■ **Your goal**
Write the records below out again exactly as given, with no images.
START
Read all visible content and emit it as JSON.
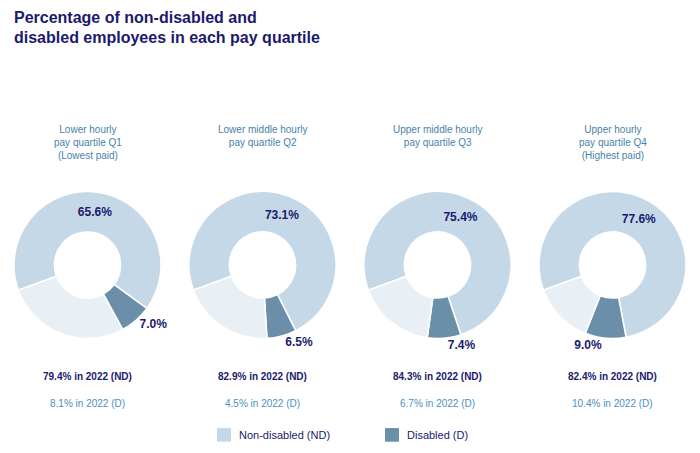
{
  "chart_data": {
    "type": "pie",
    "title": "Percentage of non-disabled and\ndisabled employees in each pay quartile",
    "categories": [
      "Non-disabled (ND)",
      "Disabled (D)",
      null
    ],
    "colors": [
      "#c5d8e8",
      "#6b8fa8",
      "#e8f0f5"
    ],
    "legend": "bottom",
    "series": [
      {
        "name": "Lower hourly\npay quartile Q1\n(Lowest paid)",
        "values": [
          65.6,
          7.0,
          27.4
        ],
        "value_labels": [
          "65.6%",
          "7.0%",
          null
        ],
        "annotations": [
          "79.4% in 2022 (ND)",
          "8.1% in 2022 (D)"
        ]
      },
      {
        "name": "Lower middle hourly\npay quartile Q2",
        "values": [
          73.1,
          6.5,
          20.4
        ],
        "value_labels": [
          "73.1%",
          "6.5%",
          null
        ],
        "annotations": [
          "82.9% in 2022 (ND)",
          "4.5% in 2022 (D)"
        ]
      },
      {
        "name": "Upper middle hourly\npay quartile Q3",
        "values": [
          75.4,
          7.4,
          17.2
        ],
        "value_labels": [
          "75.4%",
          "7.4%",
          null
        ],
        "annotations": [
          "84.3% in 2022 (ND)",
          "6.7% in 2022 (D)"
        ]
      },
      {
        "name": "Upper hourly\npay quartile Q4\n(Highest paid)",
        "values": [
          77.6,
          9.0,
          13.4
        ],
        "value_labels": [
          "77.6%",
          "9.0%",
          null
        ],
        "annotations": [
          "82.4% in 2022 (ND)",
          "10.4% in 2022 (D)"
        ]
      }
    ]
  }
}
END
■ **Answer**
Read all visible content and emit it as JSON.
{
  "chart_data": {
    "type": "pie",
    "title": "Percentage of non-disabled and\ndisabled employees in each pay quartile",
    "categories": [
      "Non-disabled (ND)",
      "Disabled (D)",
      null
    ],
    "colors": [
      "#c5d8e8",
      "#6b8fa8",
      "#e8f0f5"
    ],
    "legend": "bottom",
    "series": [
      {
        "name": "Lower hourly\npay quartile Q1\n(Lowest paid)",
        "values": [
          65.6,
          7.0,
          27.4
        ],
        "value_labels": [
          "65.6%",
          "7.0%",
          null
        ],
        "annotations": [
          "79.4% in 2022 (ND)",
          "8.1% in 2022 (D)"
        ]
      },
      {
        "name": "Lower middle hourly\npay quartile Q2",
        "values": [
          73.1,
          6.5,
          20.4
        ],
        "value_labels": [
          "73.1%",
          "6.5%",
          null
        ],
        "annotations": [
          "82.9% in 2022 (ND)",
          "4.5% in 2022 (D)"
        ]
      },
      {
        "name": "Upper middle hourly\npay quartile Q3",
        "values": [
          75.4,
          7.4,
          17.2
        ],
        "value_labels": [
          "75.4%",
          "7.4%",
          null
        ],
        "annotations": [
          "84.3% in 2022 (ND)",
          "6.7% in 2022 (D)"
        ]
      },
      {
        "name": "Upper hourly\npay quartile Q4\n(Highest paid)",
        "values": [
          77.6,
          9.0,
          13.4
        ],
        "value_labels": [
          "77.6%",
          "9.0%",
          null
        ],
        "annotations": [
          "82.4% in 2022 (ND)",
          "10.4% in 2022 (D)"
        ]
      }
    ]
  }
}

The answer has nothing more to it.